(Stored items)
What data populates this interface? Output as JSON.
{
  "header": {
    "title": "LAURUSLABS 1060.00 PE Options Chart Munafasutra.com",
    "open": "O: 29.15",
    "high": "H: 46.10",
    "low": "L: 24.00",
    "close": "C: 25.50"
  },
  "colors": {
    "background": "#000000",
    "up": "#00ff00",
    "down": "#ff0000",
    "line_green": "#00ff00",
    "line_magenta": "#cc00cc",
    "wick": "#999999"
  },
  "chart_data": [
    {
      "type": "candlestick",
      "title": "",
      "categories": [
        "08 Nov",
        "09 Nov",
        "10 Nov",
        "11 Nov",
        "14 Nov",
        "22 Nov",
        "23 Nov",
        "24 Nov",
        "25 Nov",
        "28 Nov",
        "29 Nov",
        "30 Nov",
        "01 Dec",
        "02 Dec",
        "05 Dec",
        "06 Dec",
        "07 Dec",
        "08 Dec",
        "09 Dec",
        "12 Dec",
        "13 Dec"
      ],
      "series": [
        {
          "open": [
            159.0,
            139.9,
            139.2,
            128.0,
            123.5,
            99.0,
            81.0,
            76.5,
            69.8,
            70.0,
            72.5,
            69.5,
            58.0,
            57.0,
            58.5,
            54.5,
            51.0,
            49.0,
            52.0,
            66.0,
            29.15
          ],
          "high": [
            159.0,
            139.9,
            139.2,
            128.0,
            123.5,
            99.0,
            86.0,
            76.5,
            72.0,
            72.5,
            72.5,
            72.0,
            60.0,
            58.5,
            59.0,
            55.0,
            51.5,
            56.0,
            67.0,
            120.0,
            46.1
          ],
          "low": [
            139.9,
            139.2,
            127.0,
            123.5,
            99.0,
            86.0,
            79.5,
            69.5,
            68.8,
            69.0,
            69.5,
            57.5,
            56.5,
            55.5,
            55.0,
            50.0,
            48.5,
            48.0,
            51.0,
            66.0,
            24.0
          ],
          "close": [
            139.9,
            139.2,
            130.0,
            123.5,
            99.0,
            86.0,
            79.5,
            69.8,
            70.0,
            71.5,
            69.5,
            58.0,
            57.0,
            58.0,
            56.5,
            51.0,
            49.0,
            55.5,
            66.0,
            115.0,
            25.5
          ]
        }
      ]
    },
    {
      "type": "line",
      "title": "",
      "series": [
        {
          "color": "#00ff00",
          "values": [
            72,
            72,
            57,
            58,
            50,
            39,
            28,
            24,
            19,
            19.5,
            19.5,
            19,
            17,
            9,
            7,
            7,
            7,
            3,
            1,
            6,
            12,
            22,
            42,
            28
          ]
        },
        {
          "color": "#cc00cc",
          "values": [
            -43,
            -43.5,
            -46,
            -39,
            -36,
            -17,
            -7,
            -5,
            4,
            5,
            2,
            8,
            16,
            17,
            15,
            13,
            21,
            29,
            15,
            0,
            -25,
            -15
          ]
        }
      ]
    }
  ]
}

### Work to complete
Extract all the material, leaving every line as it is.

### The reply
What data populates this interface? Output as JSON.
{
  "header": {
    "title": "LAURUSLABS 1060.00 PE Options Chart Munafasutra.com",
    "open": "O: 29.15",
    "high": "H: 46.10",
    "low": "L: 24.00",
    "close": "C: 25.50"
  },
  "colors": {
    "background": "#000000",
    "up": "#00ff00",
    "down": "#ff0000",
    "line_green": "#00ff00",
    "line_magenta": "#cc00cc",
    "wick": "#999999"
  },
  "chart_data": [
    {
      "type": "candlestick",
      "title": "",
      "categories": [
        "08 Nov",
        "09 Nov",
        "10 Nov",
        "11 Nov",
        "14 Nov",
        "22 Nov",
        "23 Nov",
        "24 Nov",
        "25 Nov",
        "28 Nov",
        "29 Nov",
        "30 Nov",
        "01 Dec",
        "02 Dec",
        "05 Dec",
        "06 Dec",
        "07 Dec",
        "08 Dec",
        "09 Dec",
        "12 Dec",
        "13 Dec"
      ],
      "series": [
        {
          "open": [
            159.0,
            139.9,
            139.2,
            128.0,
            123.5,
            99.0,
            81.0,
            76.5,
            69.8,
            70.0,
            72.5,
            69.5,
            58.0,
            57.0,
            58.5,
            54.5,
            51.0,
            49.0,
            52.0,
            66.0,
            29.15
          ],
          "high": [
            159.0,
            139.9,
            139.2,
            128.0,
            123.5,
            99.0,
            86.0,
            76.5,
            72.0,
            72.5,
            72.5,
            72.0,
            60.0,
            58.5,
            59.0,
            55.0,
            51.5,
            56.0,
            67.0,
            120.0,
            46.1
          ],
          "low": [
            139.9,
            139.2,
            127.0,
            123.5,
            99.0,
            86.0,
            79.5,
            69.5,
            68.8,
            69.0,
            69.5,
            57.5,
            56.5,
            55.5,
            55.0,
            50.0,
            48.5,
            48.0,
            51.0,
            66.0,
            24.0
          ],
          "close": [
            139.9,
            139.2,
            130.0,
            123.5,
            99.0,
            86.0,
            79.5,
            69.8,
            70.0,
            71.5,
            69.5,
            58.0,
            57.0,
            58.0,
            56.5,
            51.0,
            49.0,
            55.5,
            66.0,
            115.0,
            25.5
          ]
        }
      ]
    },
    {
      "type": "line",
      "title": "",
      "series": [
        {
          "color": "#00ff00",
          "values": [
            72,
            72,
            57,
            58,
            50,
            39,
            28,
            24,
            19,
            19.5,
            19.5,
            19,
            17,
            9,
            7,
            7,
            7,
            3,
            1,
            6,
            12,
            22,
            42,
            28
          ]
        },
        {
          "color": "#cc00cc",
          "values": [
            -43,
            -43.5,
            -46,
            -39,
            -36,
            -17,
            -7,
            -5,
            4,
            5,
            2,
            8,
            16,
            17,
            15,
            13,
            21,
            29,
            15,
            0,
            -25,
            -15
          ]
        }
      ]
    }
  ]
}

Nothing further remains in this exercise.